** TASK DESCRIPTION **
What follows is a set of records, each of which is to be written out exactly.

** DATA SECTION **

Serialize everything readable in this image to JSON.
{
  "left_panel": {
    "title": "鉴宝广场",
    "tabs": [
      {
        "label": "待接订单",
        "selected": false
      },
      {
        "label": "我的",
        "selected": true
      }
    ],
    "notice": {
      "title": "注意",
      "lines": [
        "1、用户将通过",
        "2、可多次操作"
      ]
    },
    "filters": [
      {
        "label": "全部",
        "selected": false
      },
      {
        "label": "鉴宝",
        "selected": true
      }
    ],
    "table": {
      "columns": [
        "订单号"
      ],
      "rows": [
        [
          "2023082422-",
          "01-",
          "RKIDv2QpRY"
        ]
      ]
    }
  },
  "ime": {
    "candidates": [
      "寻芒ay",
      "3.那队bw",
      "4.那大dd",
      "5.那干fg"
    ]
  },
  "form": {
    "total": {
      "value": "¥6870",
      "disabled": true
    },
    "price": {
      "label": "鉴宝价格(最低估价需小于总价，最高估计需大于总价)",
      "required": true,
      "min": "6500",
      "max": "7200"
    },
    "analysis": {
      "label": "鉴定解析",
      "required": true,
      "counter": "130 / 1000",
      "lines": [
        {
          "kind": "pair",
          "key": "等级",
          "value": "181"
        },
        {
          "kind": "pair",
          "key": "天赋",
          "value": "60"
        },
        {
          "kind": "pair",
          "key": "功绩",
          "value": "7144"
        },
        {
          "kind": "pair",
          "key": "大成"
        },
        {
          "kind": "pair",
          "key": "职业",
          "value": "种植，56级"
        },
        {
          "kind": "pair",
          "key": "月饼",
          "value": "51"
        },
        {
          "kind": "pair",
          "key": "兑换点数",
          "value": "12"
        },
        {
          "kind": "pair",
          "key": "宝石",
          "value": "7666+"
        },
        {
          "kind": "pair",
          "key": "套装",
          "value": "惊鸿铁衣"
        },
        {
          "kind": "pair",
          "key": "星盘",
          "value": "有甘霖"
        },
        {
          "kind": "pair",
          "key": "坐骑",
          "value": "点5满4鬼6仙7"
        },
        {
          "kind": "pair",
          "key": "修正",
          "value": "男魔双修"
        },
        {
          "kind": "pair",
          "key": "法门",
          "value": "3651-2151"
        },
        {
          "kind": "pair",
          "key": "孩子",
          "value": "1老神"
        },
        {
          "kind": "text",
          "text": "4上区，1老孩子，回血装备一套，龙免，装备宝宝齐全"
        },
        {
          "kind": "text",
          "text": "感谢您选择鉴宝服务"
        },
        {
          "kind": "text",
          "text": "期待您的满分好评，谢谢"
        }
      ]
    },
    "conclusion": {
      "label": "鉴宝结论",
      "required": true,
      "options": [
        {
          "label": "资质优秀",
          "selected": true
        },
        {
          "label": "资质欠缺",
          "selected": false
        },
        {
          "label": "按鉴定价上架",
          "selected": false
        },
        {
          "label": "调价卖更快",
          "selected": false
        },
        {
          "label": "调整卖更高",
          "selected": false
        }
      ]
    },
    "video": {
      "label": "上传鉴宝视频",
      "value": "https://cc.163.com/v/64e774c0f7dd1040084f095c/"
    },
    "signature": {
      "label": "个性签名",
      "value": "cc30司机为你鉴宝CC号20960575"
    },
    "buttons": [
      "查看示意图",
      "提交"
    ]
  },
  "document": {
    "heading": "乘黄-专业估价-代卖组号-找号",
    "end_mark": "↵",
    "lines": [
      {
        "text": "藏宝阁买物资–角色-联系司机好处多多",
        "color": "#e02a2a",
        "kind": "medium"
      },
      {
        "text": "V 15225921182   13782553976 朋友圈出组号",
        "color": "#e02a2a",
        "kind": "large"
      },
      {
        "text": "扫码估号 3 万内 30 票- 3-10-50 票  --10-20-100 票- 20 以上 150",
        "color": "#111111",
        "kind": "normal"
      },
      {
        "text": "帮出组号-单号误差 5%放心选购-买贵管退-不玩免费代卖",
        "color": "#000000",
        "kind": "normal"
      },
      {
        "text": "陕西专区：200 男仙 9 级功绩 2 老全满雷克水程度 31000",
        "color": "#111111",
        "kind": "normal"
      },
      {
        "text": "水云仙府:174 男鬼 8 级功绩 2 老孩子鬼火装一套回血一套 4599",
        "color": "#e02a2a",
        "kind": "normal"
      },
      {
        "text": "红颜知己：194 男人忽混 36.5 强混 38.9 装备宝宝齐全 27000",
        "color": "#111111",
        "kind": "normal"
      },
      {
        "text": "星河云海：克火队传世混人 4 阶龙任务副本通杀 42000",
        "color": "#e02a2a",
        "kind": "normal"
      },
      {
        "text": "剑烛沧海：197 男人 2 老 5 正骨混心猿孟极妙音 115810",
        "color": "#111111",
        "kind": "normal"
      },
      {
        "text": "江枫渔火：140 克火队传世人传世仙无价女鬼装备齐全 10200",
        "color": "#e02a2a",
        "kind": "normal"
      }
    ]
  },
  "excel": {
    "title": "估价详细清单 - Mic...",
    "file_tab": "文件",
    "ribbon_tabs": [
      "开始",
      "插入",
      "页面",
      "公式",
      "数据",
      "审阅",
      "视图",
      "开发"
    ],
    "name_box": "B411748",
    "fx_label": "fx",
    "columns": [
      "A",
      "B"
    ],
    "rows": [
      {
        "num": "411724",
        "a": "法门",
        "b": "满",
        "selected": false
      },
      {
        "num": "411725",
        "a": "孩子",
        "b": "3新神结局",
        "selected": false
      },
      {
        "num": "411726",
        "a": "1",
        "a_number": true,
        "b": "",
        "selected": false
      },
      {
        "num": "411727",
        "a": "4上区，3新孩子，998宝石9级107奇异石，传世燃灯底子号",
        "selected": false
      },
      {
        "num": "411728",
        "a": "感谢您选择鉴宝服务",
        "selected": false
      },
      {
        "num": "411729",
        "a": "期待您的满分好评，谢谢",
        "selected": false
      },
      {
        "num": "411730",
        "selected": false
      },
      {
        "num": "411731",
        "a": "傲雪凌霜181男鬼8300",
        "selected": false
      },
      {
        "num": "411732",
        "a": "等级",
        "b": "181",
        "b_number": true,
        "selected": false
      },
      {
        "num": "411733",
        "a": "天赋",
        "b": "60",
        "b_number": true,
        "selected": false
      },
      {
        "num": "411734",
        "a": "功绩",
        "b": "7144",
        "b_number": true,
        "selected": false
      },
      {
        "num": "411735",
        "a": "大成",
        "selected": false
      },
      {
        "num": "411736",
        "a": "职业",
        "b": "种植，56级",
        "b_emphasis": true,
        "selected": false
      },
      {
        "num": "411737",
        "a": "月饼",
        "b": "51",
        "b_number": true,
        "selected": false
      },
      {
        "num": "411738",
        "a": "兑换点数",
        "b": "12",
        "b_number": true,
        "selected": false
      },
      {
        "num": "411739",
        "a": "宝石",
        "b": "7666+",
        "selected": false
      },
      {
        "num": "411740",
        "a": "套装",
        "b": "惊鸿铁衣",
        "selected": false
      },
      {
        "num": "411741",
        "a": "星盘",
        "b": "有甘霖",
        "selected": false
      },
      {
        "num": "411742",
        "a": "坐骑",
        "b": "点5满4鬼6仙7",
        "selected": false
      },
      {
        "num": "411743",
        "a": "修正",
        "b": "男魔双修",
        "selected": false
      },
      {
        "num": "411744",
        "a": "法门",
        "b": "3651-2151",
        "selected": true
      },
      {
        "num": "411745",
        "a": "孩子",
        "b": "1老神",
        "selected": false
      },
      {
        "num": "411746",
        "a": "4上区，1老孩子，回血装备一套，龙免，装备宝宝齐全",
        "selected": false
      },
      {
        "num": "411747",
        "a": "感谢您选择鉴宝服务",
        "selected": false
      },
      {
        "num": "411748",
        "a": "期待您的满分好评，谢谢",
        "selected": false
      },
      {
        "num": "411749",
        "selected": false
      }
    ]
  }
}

** EXPECTED OUTPUT **
Serialize everything readable in this image to JSON.
{
  "left_panel": {
    "title": "鉴宝广场",
    "tabs": [
      {
        "label": "待接订单",
        "selected": false
      },
      {
        "label": "我的",
        "selected": true
      }
    ],
    "notice": {
      "title": "注意",
      "lines": [
        "1、用户将通过",
        "2、可多次操作"
      ]
    },
    "filters": [
      {
        "label": "全部",
        "selected": false
      },
      {
        "label": "鉴宝",
        "selected": true
      }
    ],
    "table": {
      "columns": [
        "订单号"
      ],
      "rows": [
        [
          "2023082422-",
          "01-",
          "RKIDv2QpRY"
        ]
      ]
    }
  },
  "ime": {
    "candidates": [
      "寻芒ay",
      "3.那队bw",
      "4.那大dd",
      "5.那干fg"
    ]
  },
  "form": {
    "total": {
      "value": "¥6870",
      "disabled": true
    },
    "price": {
      "label": "鉴宝价格(最低估价需小于总价，最高估计需大于总价)",
      "required": true,
      "min": "6500",
      "max": "7200"
    },
    "analysis": {
      "label": "鉴定解析",
      "required": true,
      "counter": "130 / 1000",
      "lines": [
        {
          "kind": "pair",
          "key": "等级",
          "value": "181"
        },
        {
          "kind": "pair",
          "key": "天赋",
          "value": "60"
        },
        {
          "kind": "pair",
          "key": "功绩",
          "value": "7144"
        },
        {
          "kind": "pair",
          "key": "大成"
        },
        {
          "kind": "pair",
          "key": "职业",
          "value": "种植，56级"
        },
        {
          "kind": "pair",
          "key": "月饼",
          "value": "51"
        },
        {
          "kind": "pair",
          "key": "兑换点数",
          "value": "12"
        },
        {
          "kind": "pair",
          "key": "宝石",
          "value": "7666+"
        },
        {
          "kind": "pair",
          "key": "套装",
          "value": "惊鸿铁衣"
        },
        {
          "kind": "pair",
          "key": "星盘",
          "value": "有甘霖"
        },
        {
          "kind": "pair",
          "key": "坐骑",
          "value": "点5满4鬼6仙7"
        },
        {
          "kind": "pair",
          "key": "修正",
          "value": "男魔双修"
        },
        {
          "kind": "pair",
          "key": "法门",
          "value": "3651-2151"
        },
        {
          "kind": "pair",
          "key": "孩子",
          "value": "1老神"
        },
        {
          "kind": "text",
          "text": "4上区，1老孩子，回血装备一套，龙免，装备宝宝齐全"
        },
        {
          "kind": "text",
          "text": "感谢您选择鉴宝服务"
        },
        {
          "kind": "text",
          "text": "期待您的满分好评，谢谢"
        }
      ]
    },
    "conclusion": {
      "label": "鉴宝结论",
      "required": true,
      "options": [
        {
          "label": "资质优秀",
          "selected": true
        },
        {
          "label": "资质欠缺",
          "selected": false
        },
        {
          "label": "按鉴定价上架",
          "selected": false
        },
        {
          "label": "调价卖更快",
          "selected": false
        },
        {
          "label": "调整卖更高",
          "selected": false
        }
      ]
    },
    "video": {
      "label": "上传鉴宝视频",
      "value": "https://cc.163.com/v/64e774c0f7dd1040084f095c/"
    },
    "signature": {
      "label": "个性签名",
      "value": "cc30司机为你鉴宝CC号20960575"
    },
    "buttons": [
      "查看示意图",
      "提交"
    ]
  },
  "document": {
    "heading": "乘黄-专业估价-代卖组号-找号",
    "end_mark": "↵",
    "lines": [
      {
        "text": "藏宝阁买物资–角色-联系司机好处多多",
        "color": "#e02a2a",
        "kind": "medium"
      },
      {
        "text": "V 15225921182   13782553976 朋友圈出组号",
        "color": "#e02a2a",
        "kind": "large"
      },
      {
        "text": "扫码估号 3 万内 30 票- 3-10-50 票  --10-20-100 票- 20 以上 150",
        "color": "#111111",
        "kind": "normal"
      },
      {
        "text": "帮出组号-单号误差 5%放心选购-买贵管退-不玩免费代卖",
        "color": "#000000",
        "kind": "normal"
      },
      {
        "text": "陕西专区：200 男仙 9 级功绩 2 老全满雷克水程度 31000",
        "color": "#111111",
        "kind": "normal"
      },
      {
        "text": "水云仙府:174 男鬼 8 级功绩 2 老孩子鬼火装一套回血一套 4599",
        "color": "#e02a2a",
        "kind": "normal"
      },
      {
        "text": "红颜知己：194 男人忽混 36.5 强混 38.9 装备宝宝齐全 27000",
        "color": "#111111",
        "kind": "normal"
      },
      {
        "text": "星河云海：克火队传世混人 4 阶龙任务副本通杀 42000",
        "color": "#e02a2a",
        "kind": "normal"
      },
      {
        "text": "剑烛沧海：197 男人 2 老 5 正骨混心猿孟极妙音 115810",
        "color": "#111111",
        "kind": "normal"
      },
      {
        "text": "江枫渔火：140 克火队传世人传世仙无价女鬼装备齐全 10200",
        "color": "#e02a2a",
        "kind": "normal"
      }
    ]
  },
  "excel": {
    "title": "估价详细清单 - Mic...",
    "file_tab": "文件",
    "ribbon_tabs": [
      "开始",
      "插入",
      "页面",
      "公式",
      "数据",
      "审阅",
      "视图",
      "开发"
    ],
    "name_box": "B411748",
    "fx_label": "fx",
    "columns": [
      "A",
      "B"
    ],
    "rows": [
      {
        "num": "411724",
        "a": "法门",
        "b": "满",
        "selected": false
      },
      {
        "num": "411725",
        "a": "孩子",
        "b": "3新神结局",
        "selected": false
      },
      {
        "num": "411726",
        "a": "1",
        "a_number": true,
        "b": "",
        "selected": false
      },
      {
        "num": "411727",
        "a": "4上区，3新孩子，998宝石9级107奇异石，传世燃灯底子号",
        "selected": false
      },
      {
        "num": "411728",
        "a": "感谢您选择鉴宝服务",
        "selected": false
      },
      {
        "num": "411729",
        "a": "期待您的满分好评，谢谢",
        "selected": false
      },
      {
        "num": "411730",
        "selected": false
      },
      {
        "num": "411731",
        "a": "傲雪凌霜181男鬼8300",
        "selected": false
      },
      {
        "num": "411732",
        "a": "等级",
        "b": "181",
        "b_number": true,
        "selected": false
      },
      {
        "num": "411733",
        "a": "天赋",
        "b": "60",
        "b_number": true,
        "selected": false
      },
      {
        "num": "411734",
        "a": "功绩",
        "b": "7144",
        "b_number": true,
        "selected": false
      },
      {
        "num": "411735",
        "a": "大成",
        "selected": false
      },
      {
        "num": "411736",
        "a": "职业",
        "b": "种植，56级",
        "b_emphasis": true,
        "selected": false
      },
      {
        "num": "411737",
        "a": "月饼",
        "b": "51",
        "b_number": true,
        "selected": false
      },
      {
        "num": "411738",
        "a": "兑换点数",
        "b": "12",
        "b_number": true,
        "selected": false
      },
      {
        "num": "411739",
        "a": "宝石",
        "b": "7666+",
        "selected": false
      },
      {
        "num": "411740",
        "a": "套装",
        "b": "惊鸿铁衣",
        "selected": false
      },
      {
        "num": "411741",
        "a": "星盘",
        "b": "有甘霖",
        "selected": false
      },
      {
        "num": "411742",
        "a": "坐骑",
        "b": "点5满4鬼6仙7",
        "selected": false
      },
      {
        "num": "411743",
        "a": "修正",
        "b": "男魔双修",
        "selected": false
      },
      {
        "num": "411744",
        "a": "法门",
        "b": "3651-2151",
        "selected": true
      },
      {
        "num": "411745",
        "a": "孩子",
        "b": "1老神",
        "selected": false
      },
      {
        "num": "411746",
        "a": "4上区，1老孩子，回血装备一套，龙免，装备宝宝齐全",
        "selected": false
      },
      {
        "num": "411747",
        "a": "感谢您选择鉴宝服务",
        "selected": false
      },
      {
        "num": "411748",
        "a": "期待您的满分好评，谢谢",
        "selected": false
      },
      {
        "num": "411749",
        "selected": false
      }
    ]
  }
}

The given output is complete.